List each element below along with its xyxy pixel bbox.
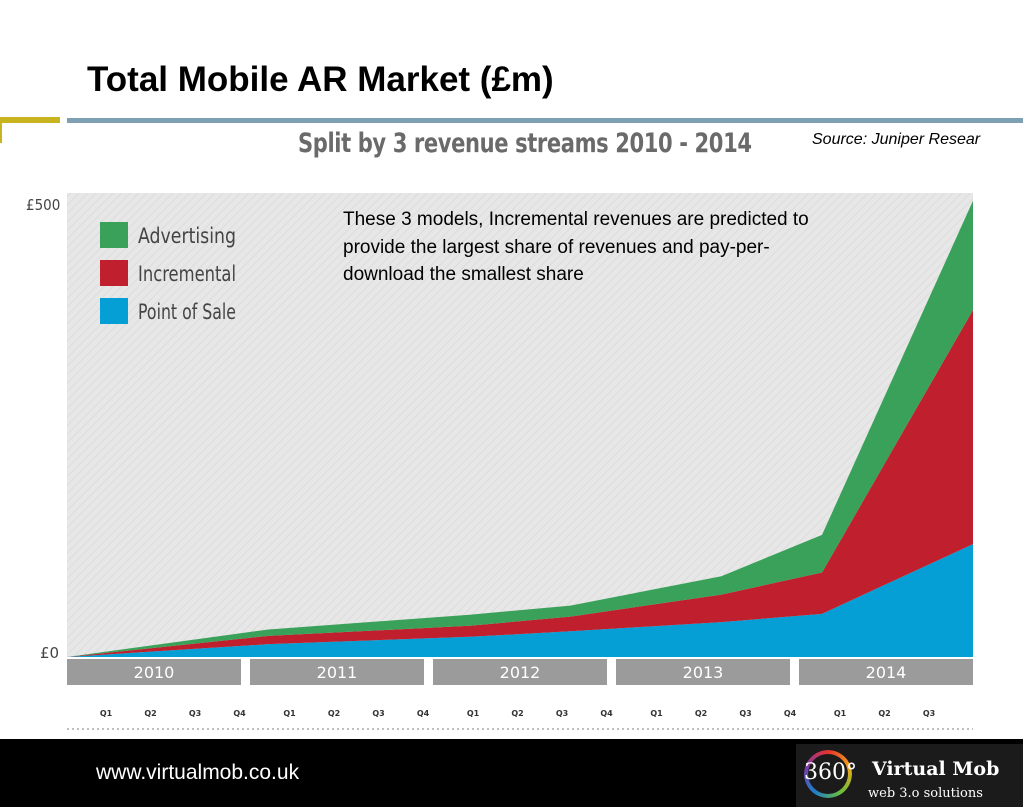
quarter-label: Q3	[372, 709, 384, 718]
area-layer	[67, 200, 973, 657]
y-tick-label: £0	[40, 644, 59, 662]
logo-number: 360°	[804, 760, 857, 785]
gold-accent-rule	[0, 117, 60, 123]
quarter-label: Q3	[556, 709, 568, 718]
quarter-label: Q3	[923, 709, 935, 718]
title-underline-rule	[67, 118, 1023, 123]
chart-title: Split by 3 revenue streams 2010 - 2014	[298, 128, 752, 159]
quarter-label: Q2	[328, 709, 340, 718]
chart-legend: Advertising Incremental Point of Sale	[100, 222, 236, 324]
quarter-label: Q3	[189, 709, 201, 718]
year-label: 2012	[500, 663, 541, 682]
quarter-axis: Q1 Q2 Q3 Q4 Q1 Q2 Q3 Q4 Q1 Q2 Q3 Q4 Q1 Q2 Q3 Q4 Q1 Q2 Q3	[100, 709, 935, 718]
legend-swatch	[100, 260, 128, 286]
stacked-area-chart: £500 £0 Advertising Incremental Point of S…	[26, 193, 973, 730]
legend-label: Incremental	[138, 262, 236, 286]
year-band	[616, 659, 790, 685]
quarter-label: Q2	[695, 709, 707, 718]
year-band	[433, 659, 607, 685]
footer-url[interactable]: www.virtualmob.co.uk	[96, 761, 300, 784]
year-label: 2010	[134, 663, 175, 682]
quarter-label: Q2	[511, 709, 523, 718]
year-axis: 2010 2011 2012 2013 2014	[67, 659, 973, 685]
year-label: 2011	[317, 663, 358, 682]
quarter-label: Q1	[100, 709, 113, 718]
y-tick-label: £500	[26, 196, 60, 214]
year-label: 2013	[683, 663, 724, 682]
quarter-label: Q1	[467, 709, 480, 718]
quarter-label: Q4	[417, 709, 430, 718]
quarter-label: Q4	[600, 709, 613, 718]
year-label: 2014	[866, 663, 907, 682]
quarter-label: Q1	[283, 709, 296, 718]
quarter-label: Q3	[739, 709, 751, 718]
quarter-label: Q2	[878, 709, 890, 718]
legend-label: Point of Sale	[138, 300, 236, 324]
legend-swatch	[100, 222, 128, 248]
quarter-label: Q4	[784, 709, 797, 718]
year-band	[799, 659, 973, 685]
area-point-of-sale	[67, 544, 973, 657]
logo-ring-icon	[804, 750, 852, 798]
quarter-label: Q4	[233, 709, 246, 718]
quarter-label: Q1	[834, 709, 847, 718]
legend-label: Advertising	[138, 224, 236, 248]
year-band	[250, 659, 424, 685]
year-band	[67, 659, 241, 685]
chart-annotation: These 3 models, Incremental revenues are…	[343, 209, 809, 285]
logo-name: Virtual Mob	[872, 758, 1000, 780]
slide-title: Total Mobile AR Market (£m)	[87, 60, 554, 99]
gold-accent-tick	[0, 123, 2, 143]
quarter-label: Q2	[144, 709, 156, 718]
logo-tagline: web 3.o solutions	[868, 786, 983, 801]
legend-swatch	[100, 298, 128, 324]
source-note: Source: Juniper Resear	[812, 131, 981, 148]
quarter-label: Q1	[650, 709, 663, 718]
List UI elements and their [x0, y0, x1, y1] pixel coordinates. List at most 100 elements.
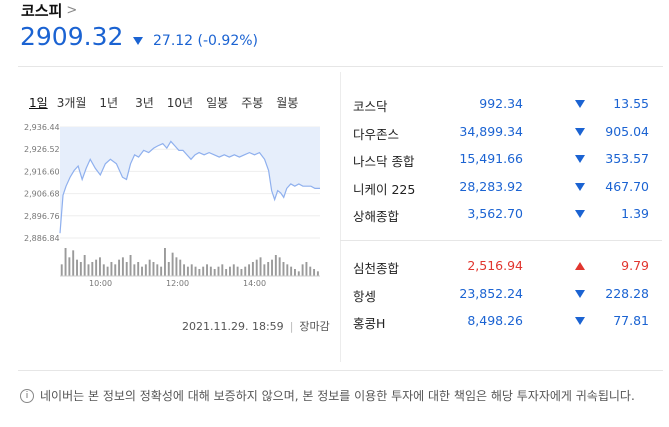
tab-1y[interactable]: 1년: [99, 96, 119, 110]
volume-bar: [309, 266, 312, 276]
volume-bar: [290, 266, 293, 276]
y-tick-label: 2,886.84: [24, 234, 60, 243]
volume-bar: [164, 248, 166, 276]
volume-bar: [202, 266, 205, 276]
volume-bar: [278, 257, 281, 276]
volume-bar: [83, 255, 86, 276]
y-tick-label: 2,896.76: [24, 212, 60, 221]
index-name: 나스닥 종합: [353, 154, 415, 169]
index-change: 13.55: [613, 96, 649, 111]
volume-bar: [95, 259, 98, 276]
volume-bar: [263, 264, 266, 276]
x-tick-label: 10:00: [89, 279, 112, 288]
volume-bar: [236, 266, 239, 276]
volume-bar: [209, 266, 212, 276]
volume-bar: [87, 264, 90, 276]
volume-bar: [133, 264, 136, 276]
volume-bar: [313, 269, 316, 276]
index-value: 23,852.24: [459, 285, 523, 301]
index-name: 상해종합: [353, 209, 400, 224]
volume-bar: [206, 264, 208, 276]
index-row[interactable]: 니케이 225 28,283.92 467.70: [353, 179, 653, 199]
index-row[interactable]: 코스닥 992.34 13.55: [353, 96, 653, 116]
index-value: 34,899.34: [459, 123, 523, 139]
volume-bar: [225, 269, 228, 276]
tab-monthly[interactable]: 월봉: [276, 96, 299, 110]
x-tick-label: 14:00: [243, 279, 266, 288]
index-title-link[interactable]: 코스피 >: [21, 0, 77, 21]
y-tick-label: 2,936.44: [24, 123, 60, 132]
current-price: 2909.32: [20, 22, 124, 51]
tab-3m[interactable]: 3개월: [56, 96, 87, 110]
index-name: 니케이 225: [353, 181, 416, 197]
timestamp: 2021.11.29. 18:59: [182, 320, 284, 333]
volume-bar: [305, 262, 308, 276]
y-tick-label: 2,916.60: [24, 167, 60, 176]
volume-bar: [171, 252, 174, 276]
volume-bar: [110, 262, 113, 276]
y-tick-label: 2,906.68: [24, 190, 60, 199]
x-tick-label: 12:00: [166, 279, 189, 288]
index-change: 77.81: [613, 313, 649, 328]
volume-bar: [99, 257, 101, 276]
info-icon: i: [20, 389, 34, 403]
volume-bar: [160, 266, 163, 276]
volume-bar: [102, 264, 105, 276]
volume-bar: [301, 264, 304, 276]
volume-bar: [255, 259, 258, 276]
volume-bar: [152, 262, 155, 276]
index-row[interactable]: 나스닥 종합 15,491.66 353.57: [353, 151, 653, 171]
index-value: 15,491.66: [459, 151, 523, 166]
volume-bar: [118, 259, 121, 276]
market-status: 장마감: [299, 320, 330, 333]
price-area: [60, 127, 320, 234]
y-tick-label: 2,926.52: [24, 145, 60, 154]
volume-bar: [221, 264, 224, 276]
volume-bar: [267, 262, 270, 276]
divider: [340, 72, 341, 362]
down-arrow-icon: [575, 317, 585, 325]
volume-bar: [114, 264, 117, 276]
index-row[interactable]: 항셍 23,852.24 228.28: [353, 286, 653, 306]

◆ AIM OF THE EXERCISE ◆
Please quote the stretch of the listing from the line containing "tab-1y[interactable]: 1년: [99, 96, 119, 110]" through the line containing "volume-bar: [171, 252, 174, 276]", with both of those lines included.

◆ RESPONSE TO THE TASK ◆
tab-1y[interactable]: 1년: [99, 96, 119, 110]
volume-bar: [309, 266, 312, 276]
volume-bar: [290, 266, 293, 276]
y-tick-label: 2,886.84: [24, 234, 60, 243]
volume-bar: [164, 248, 166, 276]
volume-bar: [202, 266, 205, 276]
volume-bar: [278, 257, 281, 276]
volume-bar: [83, 255, 86, 276]
y-tick-label: 2,896.76: [24, 212, 60, 221]
index-name: 나스닥 종합: [353, 154, 415, 169]
index-change: 13.55: [613, 96, 649, 111]
volume-bar: [95, 259, 98, 276]
volume-bar: [263, 264, 266, 276]
x-tick-label: 10:00: [89, 279, 112, 288]
volume-bar: [236, 266, 239, 276]
volume-bar: [209, 266, 212, 276]
volume-bar: [87, 264, 90, 276]
volume-bar: [133, 264, 136, 276]
volume-bar: [313, 269, 316, 276]
index-value: 23,852.24: [459, 285, 523, 301]
index-name: 상해종합: [353, 209, 400, 224]
volume-bar: [206, 264, 208, 276]
index-row[interactable]: 니케이 225 28,283.92 467.70: [353, 179, 653, 199]
index-row[interactable]: 코스닥 992.34 13.55: [353, 96, 653, 116]
index-value: 34,899.34: [459, 123, 523, 139]
volume-bar: [225, 269, 228, 276]
tab-monthly[interactable]: 월봉: [276, 96, 299, 110]
x-tick-label: 14:00: [243, 279, 266, 288]
index-title-link[interactable]: 코스피 >: [21, 0, 77, 21]
y-tick-label: 2,936.44: [24, 123, 60, 132]
current-price: 2909.32: [20, 22, 124, 51]
tab-3m[interactable]: 3개월: [56, 96, 87, 110]
index-name: 니케이 225: [353, 181, 416, 197]
timestamp: 2021.11.29. 18:59: [182, 320, 284, 333]
volume-bar: [305, 262, 308, 276]
y-tick-label: 2,916.60: [24, 167, 60, 176]
volume-bar: [171, 252, 174, 276]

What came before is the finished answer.